Work to do:
In the entries below, count the lines holding "marker". Reply with the number only.

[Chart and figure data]
################

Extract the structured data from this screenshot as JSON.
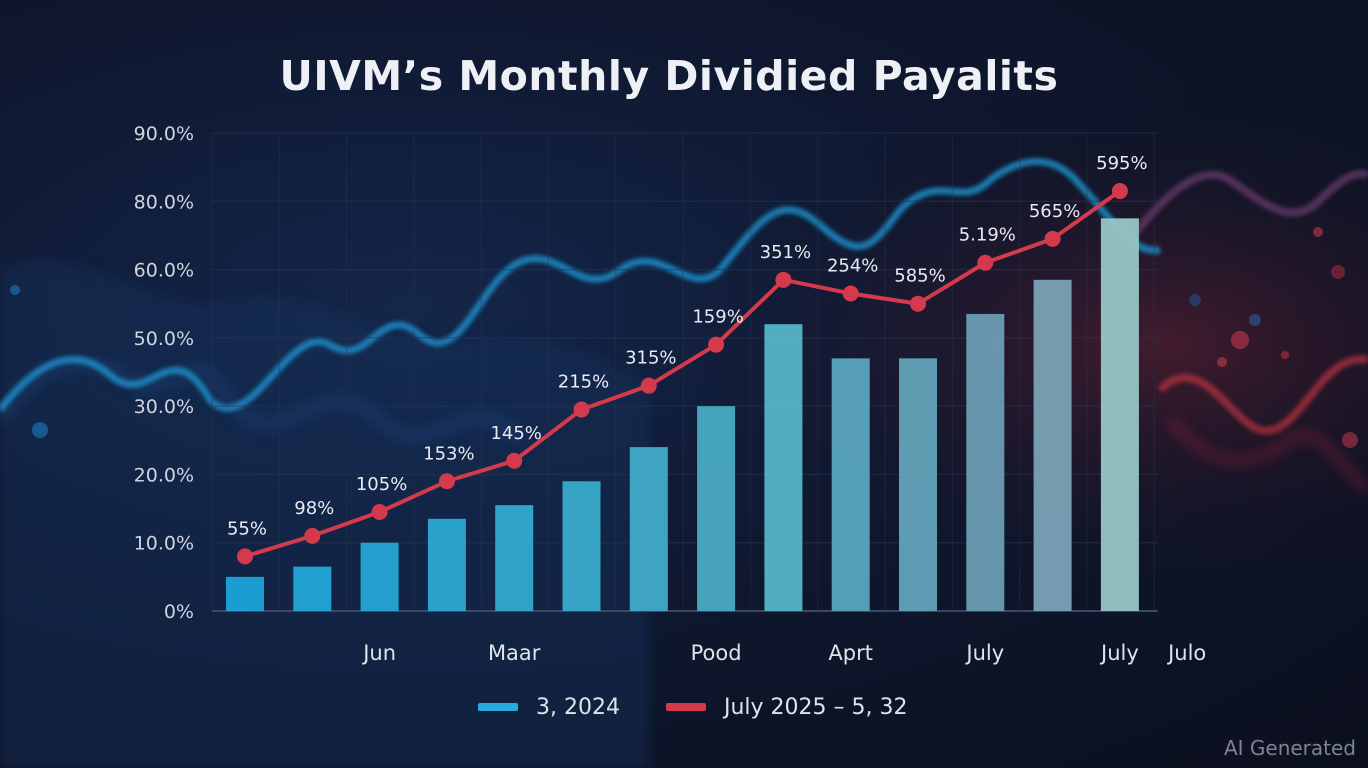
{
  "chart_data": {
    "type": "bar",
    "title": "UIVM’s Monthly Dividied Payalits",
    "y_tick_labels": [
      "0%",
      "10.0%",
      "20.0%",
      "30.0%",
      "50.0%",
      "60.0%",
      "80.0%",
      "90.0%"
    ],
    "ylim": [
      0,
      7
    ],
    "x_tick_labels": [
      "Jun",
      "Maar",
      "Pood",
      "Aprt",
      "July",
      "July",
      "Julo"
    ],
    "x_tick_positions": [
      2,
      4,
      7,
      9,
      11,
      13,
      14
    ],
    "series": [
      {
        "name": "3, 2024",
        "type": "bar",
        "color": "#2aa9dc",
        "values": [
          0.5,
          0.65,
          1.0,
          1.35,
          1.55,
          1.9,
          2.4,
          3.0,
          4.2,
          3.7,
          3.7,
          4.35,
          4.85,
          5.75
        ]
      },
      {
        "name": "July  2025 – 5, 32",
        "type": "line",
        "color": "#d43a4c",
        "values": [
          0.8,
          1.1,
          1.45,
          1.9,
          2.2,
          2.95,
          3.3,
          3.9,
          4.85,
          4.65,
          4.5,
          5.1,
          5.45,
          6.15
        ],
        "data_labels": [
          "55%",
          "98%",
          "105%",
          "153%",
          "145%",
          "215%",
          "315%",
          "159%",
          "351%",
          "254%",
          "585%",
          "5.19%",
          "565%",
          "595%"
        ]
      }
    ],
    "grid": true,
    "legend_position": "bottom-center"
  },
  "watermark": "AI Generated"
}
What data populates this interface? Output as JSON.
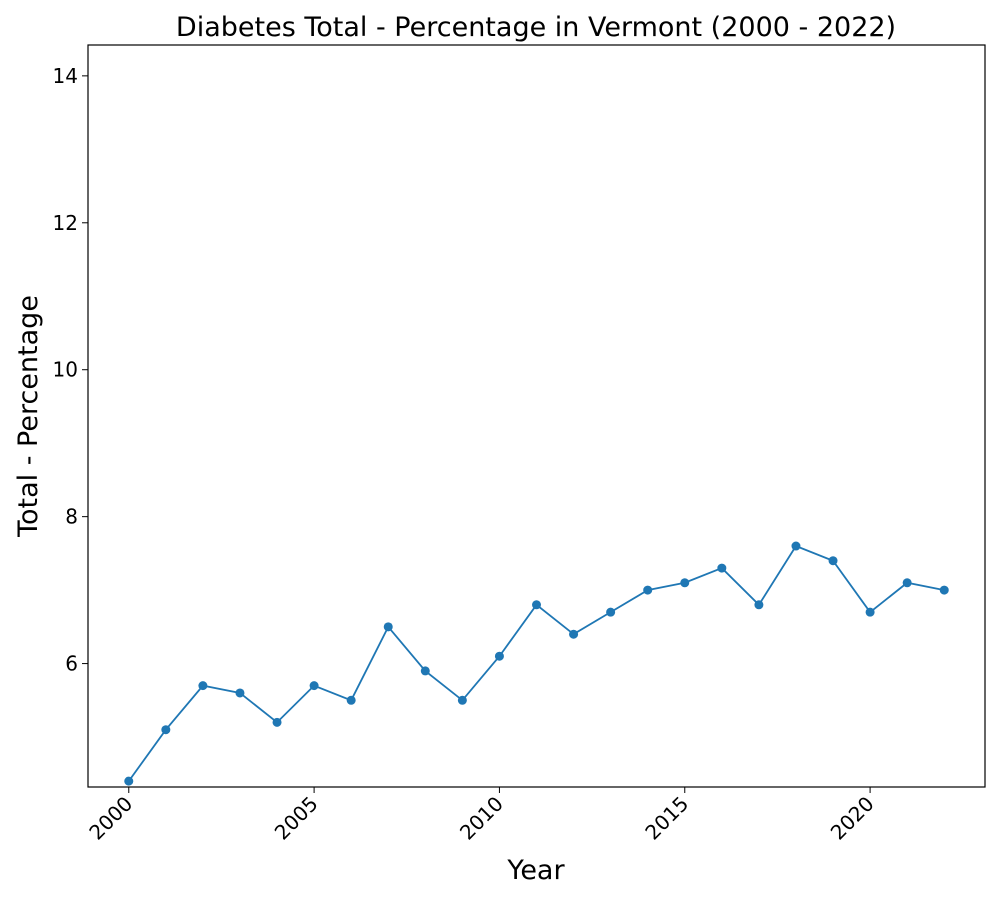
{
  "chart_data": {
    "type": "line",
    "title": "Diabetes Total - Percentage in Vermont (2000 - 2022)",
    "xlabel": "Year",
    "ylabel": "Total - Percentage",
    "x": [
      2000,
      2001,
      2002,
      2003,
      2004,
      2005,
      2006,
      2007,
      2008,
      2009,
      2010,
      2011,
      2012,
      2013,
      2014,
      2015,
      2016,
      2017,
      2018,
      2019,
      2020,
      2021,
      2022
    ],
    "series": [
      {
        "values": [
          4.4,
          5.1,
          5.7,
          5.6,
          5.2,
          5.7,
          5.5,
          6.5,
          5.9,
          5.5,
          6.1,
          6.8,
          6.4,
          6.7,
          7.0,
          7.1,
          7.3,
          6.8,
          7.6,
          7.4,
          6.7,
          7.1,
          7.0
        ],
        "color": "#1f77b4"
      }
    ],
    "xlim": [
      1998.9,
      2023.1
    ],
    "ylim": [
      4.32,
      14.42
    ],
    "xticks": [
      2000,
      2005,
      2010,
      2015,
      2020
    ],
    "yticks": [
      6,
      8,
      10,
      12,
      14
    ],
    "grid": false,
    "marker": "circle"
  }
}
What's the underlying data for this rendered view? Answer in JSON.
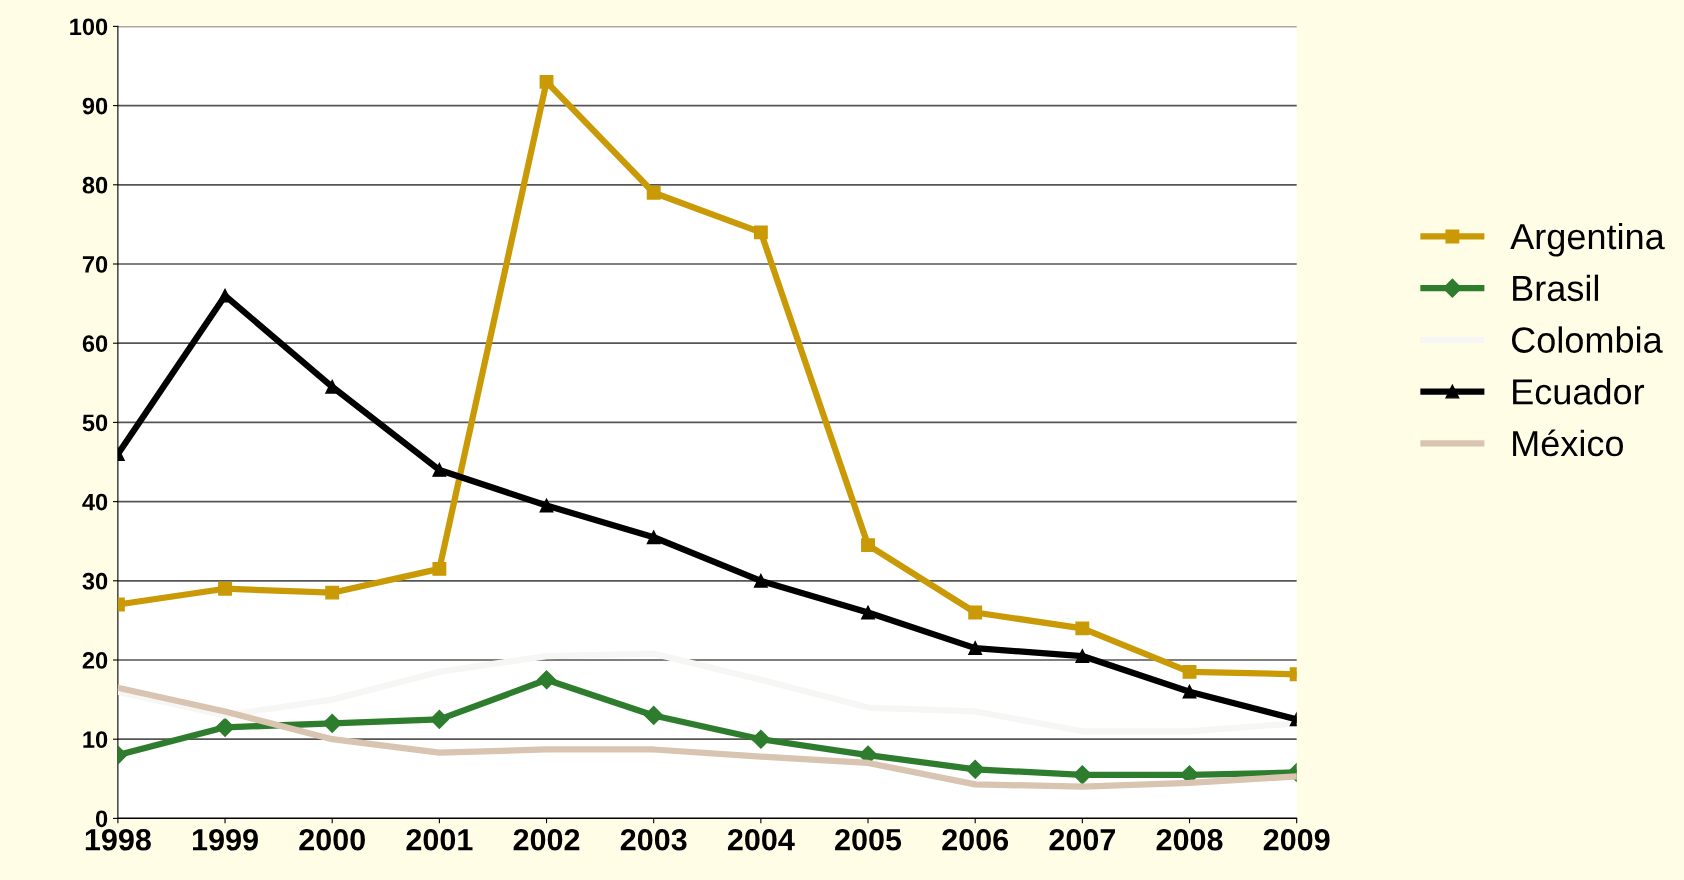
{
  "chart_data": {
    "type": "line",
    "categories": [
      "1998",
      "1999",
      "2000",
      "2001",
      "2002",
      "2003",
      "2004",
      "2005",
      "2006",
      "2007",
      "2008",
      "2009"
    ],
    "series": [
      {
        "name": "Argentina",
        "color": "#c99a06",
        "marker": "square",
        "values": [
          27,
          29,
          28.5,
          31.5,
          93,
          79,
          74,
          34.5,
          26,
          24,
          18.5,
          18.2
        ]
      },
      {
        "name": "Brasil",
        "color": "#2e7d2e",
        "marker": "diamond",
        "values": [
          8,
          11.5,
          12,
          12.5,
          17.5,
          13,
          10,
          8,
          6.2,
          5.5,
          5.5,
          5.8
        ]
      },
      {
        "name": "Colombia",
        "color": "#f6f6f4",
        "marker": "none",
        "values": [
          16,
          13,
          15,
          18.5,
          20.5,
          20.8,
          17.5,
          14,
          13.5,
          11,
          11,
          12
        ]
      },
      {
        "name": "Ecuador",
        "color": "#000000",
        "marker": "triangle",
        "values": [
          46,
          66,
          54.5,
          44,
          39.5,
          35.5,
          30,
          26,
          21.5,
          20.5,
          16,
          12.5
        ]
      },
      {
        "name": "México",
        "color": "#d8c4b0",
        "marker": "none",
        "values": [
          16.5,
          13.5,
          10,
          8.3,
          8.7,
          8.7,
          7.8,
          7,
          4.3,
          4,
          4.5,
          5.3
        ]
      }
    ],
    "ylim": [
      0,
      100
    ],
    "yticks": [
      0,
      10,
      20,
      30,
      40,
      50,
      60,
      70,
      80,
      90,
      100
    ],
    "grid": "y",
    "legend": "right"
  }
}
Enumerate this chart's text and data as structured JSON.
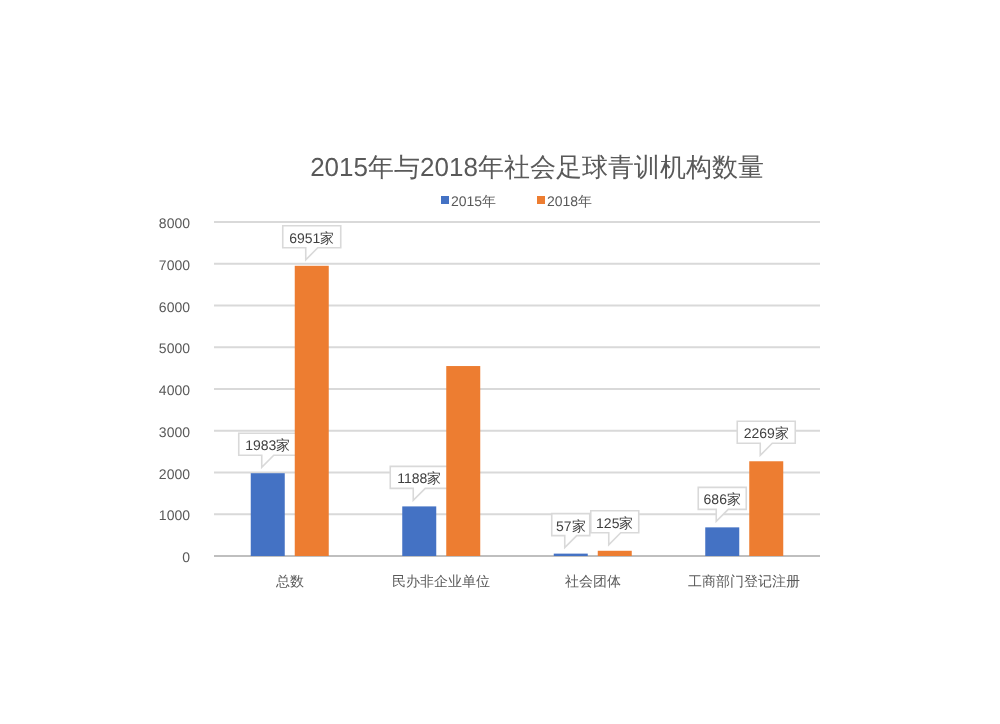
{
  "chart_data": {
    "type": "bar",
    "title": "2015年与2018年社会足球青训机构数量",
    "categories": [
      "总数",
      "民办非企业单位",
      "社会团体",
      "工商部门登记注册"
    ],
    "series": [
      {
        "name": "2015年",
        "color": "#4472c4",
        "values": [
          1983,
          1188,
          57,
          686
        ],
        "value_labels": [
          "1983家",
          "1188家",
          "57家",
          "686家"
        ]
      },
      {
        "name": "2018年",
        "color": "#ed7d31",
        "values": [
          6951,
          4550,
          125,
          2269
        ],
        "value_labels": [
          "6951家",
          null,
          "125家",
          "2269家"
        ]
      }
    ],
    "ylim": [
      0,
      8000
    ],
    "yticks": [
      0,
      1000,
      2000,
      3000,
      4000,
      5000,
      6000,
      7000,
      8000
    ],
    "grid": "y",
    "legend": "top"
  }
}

################

The reply:
6